***** TEXT EXCERPT *****

The FCA overhauls Listing Rules to revitalise UK capital markets 

July, 2024 - Shoosmiths LLP

On 11 July 2024,  the UK Financial Conduct Authority (FCA) issued the final version of its long-awaited new Listing Rules (UKLRs) in the UK Listing Rules Instrument 2024 (FCA 2024/23) (UKLR Instrument).

Following Lord Hill’s Listing Review from late 2020 and a lengthy period of consultation since,  the UK Financial Conduct Authority (FCA) issued the final version of its long-awaited new Listing Rules (UKLRs) in the UK Listing Rules Instrument 2024 (FCA 2024/23) (UKLR Instrument) on 11 July 2024. With a struggling UK market, the UKLRs represent the biggest overhaul to the UK listing regime in over three decades - seeking to help revitalise the UK capital markets.

Whilst some stakeholders have expressed concern that the UKLRs, particularly those reducing the circumstances in which transactions will require shareholder approval, are dangerously dilutive to shareholder protection, in general the UKLRs attempt to modernise the UK’s regulatory approach to capital markets has been well received.

With the promulgation of the final UKLRs, a two-week implementation period has begun. The current LRs sourcebook will cease to have effect and will be replaced by the new UKLRs sourcebook as of Monday 29 July when the UKLRs will officially come into effect.

What are the new LRs?

***** SUPPLIED INFORMATION *****

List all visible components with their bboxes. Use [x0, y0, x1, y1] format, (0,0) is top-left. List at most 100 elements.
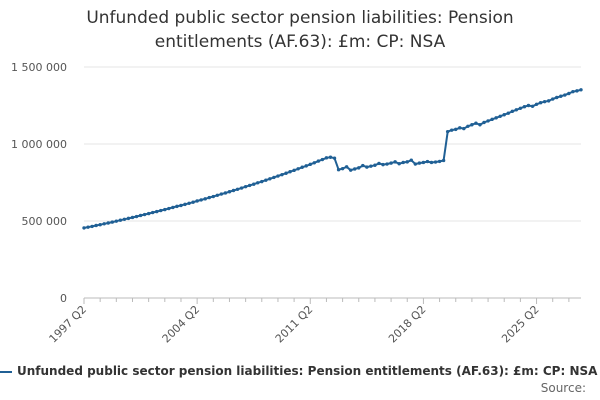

*****

(YOUR TASKS)
• a. According to the article on the FCA Listing Rules, why did the FCA overhaul the UK listing regime? Answer in one to three sentences.
• b. Translate this sentence from the article on the FCA Listing Rules into Spanish: "The current LRs sourcebook will cease to have effect and will be replaced by the new UKLRs sourcebook as of Monday 29 July when the UKLRs will officially come into effect."
Nothing in the material is needed here.

(TASK RESPONSES)
• a. The UK market was struggling, so the FCA issued the new UKLRs to help revitalise the UK capital markets. The article calls it the biggest overhaul of the UK listing regime in over three decades.

• b. El actual manual de las LRs dejará de tener efecto y será sustituido por el nuevo manual de las UKLRs a partir del lunes 29 de julio, cuando las UKLRs entrarán oficialmente en vigor.